§ **EXERCISE BRIEF**: Each entry in the listing below should be restated word for word.
□ □ □ □
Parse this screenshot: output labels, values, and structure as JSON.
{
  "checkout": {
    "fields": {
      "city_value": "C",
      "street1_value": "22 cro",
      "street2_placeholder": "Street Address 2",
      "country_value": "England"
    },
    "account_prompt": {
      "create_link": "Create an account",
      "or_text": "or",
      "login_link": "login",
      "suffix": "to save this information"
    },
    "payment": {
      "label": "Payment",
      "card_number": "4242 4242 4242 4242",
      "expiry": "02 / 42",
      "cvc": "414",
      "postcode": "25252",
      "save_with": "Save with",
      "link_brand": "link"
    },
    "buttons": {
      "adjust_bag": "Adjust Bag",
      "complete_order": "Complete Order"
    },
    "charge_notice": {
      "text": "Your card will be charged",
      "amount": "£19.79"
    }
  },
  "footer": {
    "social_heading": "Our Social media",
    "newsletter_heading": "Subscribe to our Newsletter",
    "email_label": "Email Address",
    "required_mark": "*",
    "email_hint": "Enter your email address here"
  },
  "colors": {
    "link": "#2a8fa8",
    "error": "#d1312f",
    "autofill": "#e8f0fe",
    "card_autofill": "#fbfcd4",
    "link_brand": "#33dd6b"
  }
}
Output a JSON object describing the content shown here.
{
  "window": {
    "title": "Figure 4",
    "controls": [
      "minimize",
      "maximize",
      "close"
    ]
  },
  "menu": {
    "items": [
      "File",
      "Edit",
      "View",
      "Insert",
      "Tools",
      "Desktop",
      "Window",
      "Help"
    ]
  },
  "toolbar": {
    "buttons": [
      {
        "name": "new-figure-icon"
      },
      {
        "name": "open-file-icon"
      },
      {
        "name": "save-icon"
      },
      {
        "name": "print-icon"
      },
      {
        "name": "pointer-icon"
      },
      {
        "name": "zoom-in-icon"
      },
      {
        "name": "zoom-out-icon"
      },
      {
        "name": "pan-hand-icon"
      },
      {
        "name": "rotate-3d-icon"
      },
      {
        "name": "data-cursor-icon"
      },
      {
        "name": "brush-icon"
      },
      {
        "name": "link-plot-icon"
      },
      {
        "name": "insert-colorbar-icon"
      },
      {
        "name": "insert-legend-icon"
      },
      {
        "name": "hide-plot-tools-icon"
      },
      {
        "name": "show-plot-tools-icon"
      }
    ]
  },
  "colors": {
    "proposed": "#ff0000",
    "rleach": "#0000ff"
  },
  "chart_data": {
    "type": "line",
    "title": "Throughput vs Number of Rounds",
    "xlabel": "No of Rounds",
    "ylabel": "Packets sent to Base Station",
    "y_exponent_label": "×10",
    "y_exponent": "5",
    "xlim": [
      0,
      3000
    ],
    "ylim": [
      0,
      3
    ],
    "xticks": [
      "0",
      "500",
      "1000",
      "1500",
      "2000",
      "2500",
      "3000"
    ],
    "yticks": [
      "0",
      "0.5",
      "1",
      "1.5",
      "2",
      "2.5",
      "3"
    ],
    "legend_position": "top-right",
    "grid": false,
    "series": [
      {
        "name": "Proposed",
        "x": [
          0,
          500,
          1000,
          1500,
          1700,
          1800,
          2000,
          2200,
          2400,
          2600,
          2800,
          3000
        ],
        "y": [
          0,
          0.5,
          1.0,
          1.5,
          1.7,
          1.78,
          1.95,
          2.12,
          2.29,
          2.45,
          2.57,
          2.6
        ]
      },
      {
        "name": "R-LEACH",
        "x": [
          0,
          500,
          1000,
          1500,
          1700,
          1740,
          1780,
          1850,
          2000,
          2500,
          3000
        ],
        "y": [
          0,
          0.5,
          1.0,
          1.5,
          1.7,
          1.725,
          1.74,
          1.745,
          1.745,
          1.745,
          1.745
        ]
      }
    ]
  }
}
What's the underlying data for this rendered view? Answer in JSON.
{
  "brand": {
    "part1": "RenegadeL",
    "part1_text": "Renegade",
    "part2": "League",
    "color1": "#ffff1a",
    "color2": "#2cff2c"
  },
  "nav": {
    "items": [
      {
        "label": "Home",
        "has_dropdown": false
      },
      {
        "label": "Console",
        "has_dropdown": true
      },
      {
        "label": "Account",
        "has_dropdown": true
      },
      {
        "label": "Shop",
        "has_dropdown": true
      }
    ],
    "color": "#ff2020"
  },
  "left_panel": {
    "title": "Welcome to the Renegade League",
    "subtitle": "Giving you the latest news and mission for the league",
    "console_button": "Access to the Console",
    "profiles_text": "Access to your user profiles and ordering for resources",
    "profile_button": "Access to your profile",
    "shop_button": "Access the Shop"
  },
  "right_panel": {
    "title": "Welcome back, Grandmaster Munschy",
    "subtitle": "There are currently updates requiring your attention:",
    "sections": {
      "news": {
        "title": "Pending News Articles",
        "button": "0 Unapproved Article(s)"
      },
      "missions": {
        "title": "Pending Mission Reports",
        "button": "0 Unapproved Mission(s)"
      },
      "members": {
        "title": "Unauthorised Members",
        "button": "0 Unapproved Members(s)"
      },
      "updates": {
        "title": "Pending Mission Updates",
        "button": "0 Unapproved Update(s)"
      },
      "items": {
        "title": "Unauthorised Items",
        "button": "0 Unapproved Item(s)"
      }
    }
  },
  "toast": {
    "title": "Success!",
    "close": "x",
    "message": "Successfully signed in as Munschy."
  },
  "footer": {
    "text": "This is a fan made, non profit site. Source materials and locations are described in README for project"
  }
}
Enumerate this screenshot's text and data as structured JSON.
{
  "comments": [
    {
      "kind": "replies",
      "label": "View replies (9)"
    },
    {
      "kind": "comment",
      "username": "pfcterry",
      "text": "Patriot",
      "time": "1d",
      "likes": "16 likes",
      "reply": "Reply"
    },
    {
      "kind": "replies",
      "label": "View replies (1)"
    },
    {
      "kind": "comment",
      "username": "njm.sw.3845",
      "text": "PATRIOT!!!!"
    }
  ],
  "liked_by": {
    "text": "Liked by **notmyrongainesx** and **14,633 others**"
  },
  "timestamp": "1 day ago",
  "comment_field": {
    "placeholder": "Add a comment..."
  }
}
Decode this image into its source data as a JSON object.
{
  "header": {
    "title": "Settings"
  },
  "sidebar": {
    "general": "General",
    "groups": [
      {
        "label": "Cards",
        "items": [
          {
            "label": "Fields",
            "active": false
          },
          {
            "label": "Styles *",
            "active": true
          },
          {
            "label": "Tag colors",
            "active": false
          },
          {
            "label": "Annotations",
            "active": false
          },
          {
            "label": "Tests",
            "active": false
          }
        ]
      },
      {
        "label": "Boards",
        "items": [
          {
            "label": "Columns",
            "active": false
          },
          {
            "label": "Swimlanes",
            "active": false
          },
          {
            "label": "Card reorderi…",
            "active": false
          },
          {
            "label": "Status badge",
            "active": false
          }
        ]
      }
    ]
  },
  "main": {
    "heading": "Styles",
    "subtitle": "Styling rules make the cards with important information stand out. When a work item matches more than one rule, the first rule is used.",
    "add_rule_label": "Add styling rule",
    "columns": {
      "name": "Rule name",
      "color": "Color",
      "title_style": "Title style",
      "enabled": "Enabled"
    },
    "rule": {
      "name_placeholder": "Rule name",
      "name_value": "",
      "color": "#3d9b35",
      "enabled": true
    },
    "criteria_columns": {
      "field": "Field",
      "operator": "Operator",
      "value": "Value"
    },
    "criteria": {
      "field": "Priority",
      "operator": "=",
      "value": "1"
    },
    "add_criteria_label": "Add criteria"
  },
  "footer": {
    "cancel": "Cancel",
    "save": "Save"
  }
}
□ □ □ □
§ **THE RESPONSE**:
Parse this screenshot: output labels, values, and structure as JSON.
{
  "checkout": {
    "fields": {
      "city_value": "C",
      "street1_value": "22 cro",
      "street2_placeholder": "Street Address 2",
      "country_value": "England"
    },
    "account_prompt": {
      "create_link": "Create an account",
      "or_text": "or",
      "login_link": "login",
      "suffix": "to save this information"
    },
    "payment": {
      "label": "Payment",
      "card_number": "4242 4242 4242 4242",
      "expiry": "02 / 42",
      "cvc": "414",
      "postcode": "25252",
      "save_with": "Save with",
      "link_brand": "link"
    },
    "buttons": {
      "adjust_bag": "Adjust Bag",
      "complete_order": "Complete Order"
    },
    "charge_notice": {
      "text": "Your card will be charged",
      "amount": "£19.79"
    }
  },
  "footer": {
    "social_heading": "Our Social media",
    "newsletter_heading": "Subscribe to our Newsletter",
    "email_label": "Email Address",
    "required_mark": "*",
    "email_hint": "Enter your email address here"
  },
  "colors": {
    "link": "#2a8fa8",
    "error": "#d1312f",
    "autofill": "#e8f0fe",
    "card_autofill": "#fbfcd4",
    "link_brand": "#33dd6b"
  }
}
Output a JSON object describing the content shown here.
{
  "window": {
    "title": "Figure 4",
    "controls": [
      "minimize",
      "maximize",
      "close"
    ]
  },
  "menu": {
    "items": [
      "File",
      "Edit",
      "View",
      "Insert",
      "Tools",
      "Desktop",
      "Window",
      "Help"
    ]
  },
  "toolbar": {
    "buttons": [
      {
        "name": "new-figure-icon"
      },
      {
        "name": "open-file-icon"
      },
      {
        "name": "save-icon"
      },
      {
        "name": "print-icon"
      },
      {
        "name": "pointer-icon"
      },
      {
        "name": "zoom-in-icon"
      },
      {
        "name": "zoom-out-icon"
      },
      {
        "name": "pan-hand-icon"
      },
      {
        "name": "rotate-3d-icon"
      },
      {
        "name": "data-cursor-icon"
      },
      {
        "name": "brush-icon"
      },
      {
        "name": "link-plot-icon"
      },
      {
        "name": "insert-colorbar-icon"
      },
      {
        "name": "insert-legend-icon"
      },
      {
        "name": "hide-plot-tools-icon"
      },
      {
        "name": "show-plot-tools-icon"
      }
    ]
  },
  "colors": {
    "proposed": "#ff0000",
    "rleach": "#0000ff"
  },
  "chart_data": {
    "type": "line",
    "title": "Throughput vs Number of Rounds",
    "xlabel": "No of Rounds",
    "ylabel": "Packets sent to Base Station",
    "y_exponent_label": "×10",
    "y_exponent": "5",
    "xlim": [
      0,
      3000
    ],
    "ylim": [
      0,
      3
    ],
    "xticks": [
      "0",
      "500",
      "1000",
      "1500",
      "2000",
      "2500",
      "3000"
    ],
    "yticks": [
      "0",
      "0.5",
      "1",
      "1.5",
      "2",
      "2.5",
      "3"
    ],
    "legend_position": "top-right",
    "grid": false,
    "series": [
      {
        "name": "Proposed",
        "x": [
          0,
          500,
          1000,
          1500,
          1700,
          1800,
          2000,
          2200,
          2400,
          2600,
          2800,
          3000
        ],
        "y": [
          0,
          0.5,
          1.0,
          1.5,
          1.7,
          1.78,
          1.95,
          2.12,
          2.29,
          2.45,
          2.57,
          2.6
        ]
      },
      {
        "name": "R-LEACH",
        "x": [
          0,
          500,
          1000,
          1500,
          1700,
          1740,
          1780,
          1850,
          2000,
          2500,
          3000
        ],
        "y": [
          0,
          0.5,
          1.0,
          1.5,
          1.7,
          1.725,
          1.74,
          1.745,
          1.745,
          1.745,
          1.745
        ]
      }
    ]
  }
}
What's the underlying data for this rendered view? Answer in JSON.
{
  "brand": {
    "part1": "RenegadeL",
    "part1_text": "Renegade",
    "part2": "League",
    "color1": "#ffff1a",
    "color2": "#2cff2c"
  },
  "nav": {
    "items": [
      {
        "label": "Home",
        "has_dropdown": false
      },
      {
        "label": "Console",
        "has_dropdown": true
      },
      {
        "label": "Account",
        "has_dropdown": true
      },
      {
        "label": "Shop",
        "has_dropdown": true
      }
    ],
    "color": "#ff2020"
  },
  "left_panel": {
    "title": "Welcome to the Renegade League",
    "subtitle": "Giving you the latest news and mission for the league",
    "console_button": "Access to the Console",
    "profiles_text": "Access to your user profiles and ordering for resources",
    "profile_button": "Access to your profile",
    "shop_button": "Access the Shop"
  },
  "right_panel": {
    "title": "Welcome back, Grandmaster Munschy",
    "subtitle": "There are currently updates requiring your attention:",
    "sections": {
      "news": {
        "title": "Pending News Articles",
        "button": "0 Unapproved Article(s)"
      },
      "missions": {
        "title": "Pending Mission Reports",
        "button": "0 Unapproved Mission(s)"
      },
      "members": {
        "title": "Unauthorised Members",
        "button": "0 Unapproved Members(s)"
      },
      "updates": {
        "title": "Pending Mission Updates",
        "button": "0 Unapproved Update(s)"
      },
      "items": {
        "title": "Unauthorised Items",
        "button": "0 Unapproved Item(s)"
      }
    }
  },
  "toast": {
    "title": "Success!",
    "close": "x",
    "message": "Successfully signed in as Munschy."
  },
  "footer": {
    "text": "This is a fan made, non profit site. Source materials and locations are described in README for project"
  }
}
Enumerate this screenshot's text and data as structured JSON.
{
  "comments": [
    {
      "kind": "replies",
      "label": "View replies (9)"
    },
    {
      "kind": "comment",
      "username": "pfcterry",
      "text": "Patriot",
      "time": "1d",
      "likes": "16 likes",
      "reply": "Reply"
    },
    {
      "kind": "replies",
      "label": "View replies (1)"
    },
    {
      "kind": "comment",
      "username": "njm.sw.3845",
      "text": "PATRIOT!!!!"
    }
  ],
  "liked_by": {
    "text": "Liked by **notmyrongainesx** and **14,633 others**"
  },
  "timestamp": "1 day ago",
  "comment_field": {
    "placeholder": "Add a comment..."
  }
}
Decode this image into its source data as a JSON object.
{
  "header": {
    "title": "Settings"
  },
  "sidebar": {
    "general": "General",
    "groups": [
      {
        "label": "Cards",
        "items": [
          {
            "label": "Fields",
            "active": false
          },
          {
            "label": "Styles *",
            "active": true
          },
          {
            "label": "Tag colors",
            "active": false
          },
          {
            "label": "Annotations",
            "active": false
          },
          {
            "label": "Tests",
            "active": false
          }
        ]
      },
      {
        "label": "Boards",
        "items": [
          {
            "label": "Columns",
            "active": false
          },
          {
            "label": "Swimlanes",
            "active": false
          },
          {
            "label": "Card reorderi…",
            "active": false
          },
          {
            "label": "Status badge",
            "active": false
          }
        ]
      }
    ]
  },
  "main": {
    "heading": "Styles",
    "subtitle": "Styling rules make the cards with important information stand out. When a work item matches more than one rule, the first rule is used.",
    "add_rule_label": "Add styling rule",
    "columns": {
      "name": "Rule name",
      "color": "Color",
      "title_style": "Title style",
      "enabled": "Enabled"
    },
    "rule": {
      "name_placeholder": "Rule name",
      "name_value": "",
      "color": "#3d9b35",
      "enabled": true
    },
    "criteria_columns": {
      "field": "Field",
      "operator": "Operator",
      "value": "Value"
    },
    "criteria": {
      "field": "Priority",
      "operator": "=",
      "value": "1"
    },
    "add_criteria_label": "Add criteria"
  },
  "footer": {
    "cancel": "Cancel",
    "save": "Save"
  }
}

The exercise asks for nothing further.